Excerpted records ::

------------------------

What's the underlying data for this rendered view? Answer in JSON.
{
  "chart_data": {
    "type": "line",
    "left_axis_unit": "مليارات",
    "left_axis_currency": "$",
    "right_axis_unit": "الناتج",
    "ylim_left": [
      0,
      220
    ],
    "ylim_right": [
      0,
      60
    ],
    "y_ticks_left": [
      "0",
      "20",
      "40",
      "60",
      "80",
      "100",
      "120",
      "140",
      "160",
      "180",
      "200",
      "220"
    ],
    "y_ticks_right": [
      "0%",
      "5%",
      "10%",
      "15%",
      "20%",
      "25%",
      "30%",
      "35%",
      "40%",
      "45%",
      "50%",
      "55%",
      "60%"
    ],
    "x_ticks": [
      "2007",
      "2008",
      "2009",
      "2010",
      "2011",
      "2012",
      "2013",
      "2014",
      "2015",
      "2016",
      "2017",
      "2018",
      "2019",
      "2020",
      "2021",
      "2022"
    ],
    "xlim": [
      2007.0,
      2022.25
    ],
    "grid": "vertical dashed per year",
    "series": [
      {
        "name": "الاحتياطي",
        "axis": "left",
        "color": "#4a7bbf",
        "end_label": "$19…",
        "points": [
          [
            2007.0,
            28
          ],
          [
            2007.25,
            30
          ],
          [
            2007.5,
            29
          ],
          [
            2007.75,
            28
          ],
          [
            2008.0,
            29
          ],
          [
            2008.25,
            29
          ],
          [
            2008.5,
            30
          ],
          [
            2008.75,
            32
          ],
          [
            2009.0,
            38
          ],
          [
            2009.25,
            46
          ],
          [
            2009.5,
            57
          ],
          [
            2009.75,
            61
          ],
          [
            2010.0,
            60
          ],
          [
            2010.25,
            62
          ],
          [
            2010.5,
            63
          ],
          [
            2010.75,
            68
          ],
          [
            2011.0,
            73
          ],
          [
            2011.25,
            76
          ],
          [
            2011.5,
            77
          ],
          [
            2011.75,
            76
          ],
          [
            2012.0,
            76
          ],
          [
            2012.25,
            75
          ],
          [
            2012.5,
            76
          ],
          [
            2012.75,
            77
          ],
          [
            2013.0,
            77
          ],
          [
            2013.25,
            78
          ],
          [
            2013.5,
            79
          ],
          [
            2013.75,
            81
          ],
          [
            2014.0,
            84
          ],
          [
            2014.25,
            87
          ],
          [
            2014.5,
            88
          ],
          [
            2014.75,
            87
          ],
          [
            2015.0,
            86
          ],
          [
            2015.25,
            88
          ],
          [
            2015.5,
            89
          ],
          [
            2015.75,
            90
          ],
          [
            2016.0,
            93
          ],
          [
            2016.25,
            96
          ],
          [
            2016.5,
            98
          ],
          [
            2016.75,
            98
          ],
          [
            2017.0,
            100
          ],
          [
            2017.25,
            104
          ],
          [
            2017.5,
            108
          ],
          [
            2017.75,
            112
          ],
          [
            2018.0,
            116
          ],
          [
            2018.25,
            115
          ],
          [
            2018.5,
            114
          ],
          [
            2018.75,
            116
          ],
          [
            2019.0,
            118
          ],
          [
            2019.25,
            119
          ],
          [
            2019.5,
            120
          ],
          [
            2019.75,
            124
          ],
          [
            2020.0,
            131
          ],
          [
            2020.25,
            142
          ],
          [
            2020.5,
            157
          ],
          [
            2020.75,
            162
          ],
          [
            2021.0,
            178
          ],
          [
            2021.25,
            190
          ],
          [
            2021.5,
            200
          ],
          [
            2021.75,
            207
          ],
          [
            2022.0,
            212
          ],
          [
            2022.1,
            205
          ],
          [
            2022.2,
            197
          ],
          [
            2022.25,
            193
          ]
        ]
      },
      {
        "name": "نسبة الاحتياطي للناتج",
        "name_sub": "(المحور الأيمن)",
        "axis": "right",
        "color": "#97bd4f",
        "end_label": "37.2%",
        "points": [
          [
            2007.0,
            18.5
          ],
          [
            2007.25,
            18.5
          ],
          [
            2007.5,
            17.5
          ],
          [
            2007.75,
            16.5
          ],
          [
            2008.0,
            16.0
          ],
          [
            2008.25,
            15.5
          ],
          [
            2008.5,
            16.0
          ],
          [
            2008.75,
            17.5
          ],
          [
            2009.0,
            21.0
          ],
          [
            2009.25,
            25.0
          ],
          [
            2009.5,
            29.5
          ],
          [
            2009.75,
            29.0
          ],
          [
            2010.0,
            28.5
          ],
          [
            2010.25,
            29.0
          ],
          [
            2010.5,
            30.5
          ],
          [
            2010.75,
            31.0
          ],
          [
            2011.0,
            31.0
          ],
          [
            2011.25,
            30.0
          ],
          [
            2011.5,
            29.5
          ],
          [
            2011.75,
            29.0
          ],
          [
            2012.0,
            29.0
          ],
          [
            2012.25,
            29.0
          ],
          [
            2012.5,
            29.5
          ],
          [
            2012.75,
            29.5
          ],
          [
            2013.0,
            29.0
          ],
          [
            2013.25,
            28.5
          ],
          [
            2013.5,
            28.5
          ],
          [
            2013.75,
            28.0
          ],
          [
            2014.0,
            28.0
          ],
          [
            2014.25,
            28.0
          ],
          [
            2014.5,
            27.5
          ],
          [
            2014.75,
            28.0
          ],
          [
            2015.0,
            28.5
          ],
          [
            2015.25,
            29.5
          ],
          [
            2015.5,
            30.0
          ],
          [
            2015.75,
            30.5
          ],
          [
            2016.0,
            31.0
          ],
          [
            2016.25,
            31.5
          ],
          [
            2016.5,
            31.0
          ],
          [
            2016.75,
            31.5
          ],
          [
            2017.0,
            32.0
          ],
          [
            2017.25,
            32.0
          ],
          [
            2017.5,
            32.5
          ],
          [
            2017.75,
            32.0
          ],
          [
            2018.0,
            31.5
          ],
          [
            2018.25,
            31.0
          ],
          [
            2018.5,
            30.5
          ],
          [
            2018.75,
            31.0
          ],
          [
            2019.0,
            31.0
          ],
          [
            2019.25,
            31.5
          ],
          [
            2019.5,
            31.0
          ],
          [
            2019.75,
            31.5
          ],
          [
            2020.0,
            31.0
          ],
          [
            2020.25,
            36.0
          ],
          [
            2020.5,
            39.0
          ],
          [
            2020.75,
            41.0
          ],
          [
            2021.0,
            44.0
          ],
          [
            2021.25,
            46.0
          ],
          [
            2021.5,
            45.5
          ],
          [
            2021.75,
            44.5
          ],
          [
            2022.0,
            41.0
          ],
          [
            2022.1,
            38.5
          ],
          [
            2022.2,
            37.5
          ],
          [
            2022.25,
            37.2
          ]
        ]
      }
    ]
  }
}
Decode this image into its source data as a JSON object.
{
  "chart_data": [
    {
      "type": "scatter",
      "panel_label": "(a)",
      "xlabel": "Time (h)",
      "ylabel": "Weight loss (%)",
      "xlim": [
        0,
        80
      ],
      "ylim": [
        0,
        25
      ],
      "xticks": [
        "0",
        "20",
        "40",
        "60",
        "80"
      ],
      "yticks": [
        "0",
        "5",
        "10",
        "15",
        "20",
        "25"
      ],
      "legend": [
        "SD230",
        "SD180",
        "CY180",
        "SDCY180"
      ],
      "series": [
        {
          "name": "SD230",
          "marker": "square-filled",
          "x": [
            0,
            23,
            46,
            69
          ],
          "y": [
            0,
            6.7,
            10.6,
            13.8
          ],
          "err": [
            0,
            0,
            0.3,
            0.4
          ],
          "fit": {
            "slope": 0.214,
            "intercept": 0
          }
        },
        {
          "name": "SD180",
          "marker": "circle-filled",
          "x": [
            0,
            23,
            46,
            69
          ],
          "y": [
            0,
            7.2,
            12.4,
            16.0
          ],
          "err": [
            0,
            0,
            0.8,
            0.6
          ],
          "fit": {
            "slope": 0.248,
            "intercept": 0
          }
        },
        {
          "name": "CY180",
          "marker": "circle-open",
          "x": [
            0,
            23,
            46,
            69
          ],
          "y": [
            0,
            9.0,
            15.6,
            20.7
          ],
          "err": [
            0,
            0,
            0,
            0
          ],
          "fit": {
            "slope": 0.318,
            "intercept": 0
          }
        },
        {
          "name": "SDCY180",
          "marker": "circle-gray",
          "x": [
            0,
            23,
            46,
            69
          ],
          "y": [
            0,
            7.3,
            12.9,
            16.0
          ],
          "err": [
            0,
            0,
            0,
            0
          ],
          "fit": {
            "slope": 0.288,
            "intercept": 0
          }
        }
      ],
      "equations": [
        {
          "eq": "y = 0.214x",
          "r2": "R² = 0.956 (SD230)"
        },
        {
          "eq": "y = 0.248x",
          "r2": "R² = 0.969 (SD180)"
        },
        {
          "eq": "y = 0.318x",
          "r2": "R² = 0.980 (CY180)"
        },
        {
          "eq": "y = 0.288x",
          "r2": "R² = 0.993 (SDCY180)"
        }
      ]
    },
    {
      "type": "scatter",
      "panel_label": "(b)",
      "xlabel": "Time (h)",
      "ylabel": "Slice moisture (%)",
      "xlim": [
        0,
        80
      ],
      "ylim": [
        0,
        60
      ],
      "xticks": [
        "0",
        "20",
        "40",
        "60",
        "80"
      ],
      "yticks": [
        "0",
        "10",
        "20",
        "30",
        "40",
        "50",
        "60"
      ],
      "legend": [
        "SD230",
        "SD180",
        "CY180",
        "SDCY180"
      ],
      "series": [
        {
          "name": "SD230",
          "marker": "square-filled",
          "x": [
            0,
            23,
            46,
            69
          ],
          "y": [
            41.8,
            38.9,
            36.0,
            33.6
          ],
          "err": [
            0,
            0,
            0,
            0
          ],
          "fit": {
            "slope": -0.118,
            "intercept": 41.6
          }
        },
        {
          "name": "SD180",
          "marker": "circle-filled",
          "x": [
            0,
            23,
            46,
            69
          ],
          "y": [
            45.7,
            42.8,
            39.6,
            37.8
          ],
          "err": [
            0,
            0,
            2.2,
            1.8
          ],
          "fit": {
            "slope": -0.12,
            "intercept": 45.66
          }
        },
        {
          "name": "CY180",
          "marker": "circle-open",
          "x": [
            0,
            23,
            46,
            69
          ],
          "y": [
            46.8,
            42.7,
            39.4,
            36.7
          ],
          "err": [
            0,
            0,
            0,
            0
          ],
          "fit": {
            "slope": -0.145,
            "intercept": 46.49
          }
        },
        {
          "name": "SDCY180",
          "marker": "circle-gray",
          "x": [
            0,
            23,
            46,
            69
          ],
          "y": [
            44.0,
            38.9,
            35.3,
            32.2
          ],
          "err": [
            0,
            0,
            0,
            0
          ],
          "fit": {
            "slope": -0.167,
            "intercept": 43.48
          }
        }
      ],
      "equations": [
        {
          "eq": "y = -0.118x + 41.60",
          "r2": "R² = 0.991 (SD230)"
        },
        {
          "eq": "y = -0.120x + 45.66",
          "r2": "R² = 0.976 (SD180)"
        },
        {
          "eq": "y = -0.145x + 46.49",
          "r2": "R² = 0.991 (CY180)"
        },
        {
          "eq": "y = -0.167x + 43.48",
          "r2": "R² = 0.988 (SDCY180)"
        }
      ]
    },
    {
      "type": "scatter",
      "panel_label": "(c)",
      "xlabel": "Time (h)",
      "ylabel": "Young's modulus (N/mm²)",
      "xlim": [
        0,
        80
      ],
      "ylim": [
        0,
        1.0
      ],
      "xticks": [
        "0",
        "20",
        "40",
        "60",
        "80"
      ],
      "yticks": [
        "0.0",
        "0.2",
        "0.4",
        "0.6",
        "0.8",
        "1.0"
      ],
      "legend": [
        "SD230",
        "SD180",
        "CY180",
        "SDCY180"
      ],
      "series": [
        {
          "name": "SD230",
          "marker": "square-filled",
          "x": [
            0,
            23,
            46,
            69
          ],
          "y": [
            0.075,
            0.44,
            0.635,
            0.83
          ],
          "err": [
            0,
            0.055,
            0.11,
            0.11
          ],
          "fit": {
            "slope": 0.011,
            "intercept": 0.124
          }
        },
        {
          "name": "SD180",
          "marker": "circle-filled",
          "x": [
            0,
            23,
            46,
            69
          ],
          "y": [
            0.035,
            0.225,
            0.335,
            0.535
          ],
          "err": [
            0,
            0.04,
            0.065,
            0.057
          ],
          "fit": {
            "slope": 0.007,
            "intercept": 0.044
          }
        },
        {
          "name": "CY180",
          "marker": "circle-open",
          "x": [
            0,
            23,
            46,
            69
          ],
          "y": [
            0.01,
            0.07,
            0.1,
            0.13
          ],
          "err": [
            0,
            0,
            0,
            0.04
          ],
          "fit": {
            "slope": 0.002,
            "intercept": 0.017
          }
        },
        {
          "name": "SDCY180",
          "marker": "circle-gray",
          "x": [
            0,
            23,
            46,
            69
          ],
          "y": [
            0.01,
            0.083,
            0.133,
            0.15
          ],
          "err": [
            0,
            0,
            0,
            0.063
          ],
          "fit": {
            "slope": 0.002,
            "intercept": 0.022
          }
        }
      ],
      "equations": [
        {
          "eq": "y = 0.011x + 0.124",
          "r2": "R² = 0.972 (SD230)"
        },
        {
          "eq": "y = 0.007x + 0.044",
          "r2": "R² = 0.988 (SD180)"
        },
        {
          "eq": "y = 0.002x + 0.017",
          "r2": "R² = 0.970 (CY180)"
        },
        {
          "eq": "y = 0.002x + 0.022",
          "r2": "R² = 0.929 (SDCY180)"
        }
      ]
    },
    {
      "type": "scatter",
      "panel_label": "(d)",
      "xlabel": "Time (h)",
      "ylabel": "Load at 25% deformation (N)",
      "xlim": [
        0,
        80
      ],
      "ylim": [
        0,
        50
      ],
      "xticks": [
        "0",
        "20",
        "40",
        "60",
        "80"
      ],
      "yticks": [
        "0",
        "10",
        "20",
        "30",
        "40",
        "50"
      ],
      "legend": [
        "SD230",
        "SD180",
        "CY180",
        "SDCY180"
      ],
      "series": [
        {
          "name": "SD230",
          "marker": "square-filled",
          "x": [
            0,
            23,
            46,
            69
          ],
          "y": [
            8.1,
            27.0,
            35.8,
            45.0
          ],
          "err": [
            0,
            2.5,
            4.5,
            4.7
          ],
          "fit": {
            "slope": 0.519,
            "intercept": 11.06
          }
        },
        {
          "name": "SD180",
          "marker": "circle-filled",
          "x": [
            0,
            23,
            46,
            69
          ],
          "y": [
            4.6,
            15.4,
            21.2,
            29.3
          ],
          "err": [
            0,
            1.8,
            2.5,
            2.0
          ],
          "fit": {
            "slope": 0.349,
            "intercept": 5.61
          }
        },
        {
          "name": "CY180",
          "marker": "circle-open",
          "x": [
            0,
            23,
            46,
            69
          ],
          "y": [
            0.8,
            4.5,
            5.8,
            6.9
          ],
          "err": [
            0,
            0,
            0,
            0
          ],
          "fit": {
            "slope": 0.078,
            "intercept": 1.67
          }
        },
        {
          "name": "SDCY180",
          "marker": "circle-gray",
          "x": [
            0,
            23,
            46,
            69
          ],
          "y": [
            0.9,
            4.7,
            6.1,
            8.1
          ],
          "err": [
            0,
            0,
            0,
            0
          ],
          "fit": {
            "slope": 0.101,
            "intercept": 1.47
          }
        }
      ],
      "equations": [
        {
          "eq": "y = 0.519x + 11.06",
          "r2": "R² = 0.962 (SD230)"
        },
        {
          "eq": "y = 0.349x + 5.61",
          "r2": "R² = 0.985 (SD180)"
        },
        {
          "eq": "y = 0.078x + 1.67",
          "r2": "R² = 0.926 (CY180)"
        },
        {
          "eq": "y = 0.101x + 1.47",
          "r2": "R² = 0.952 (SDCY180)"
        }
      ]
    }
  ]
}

------------------------

What is asked ::
Track down every line holding the string "JSON" and copy it.

Answer to the problem ::
What's the underlying data for this rendered view? Answer in JSON.
Decode this image into its source data as a JSON object.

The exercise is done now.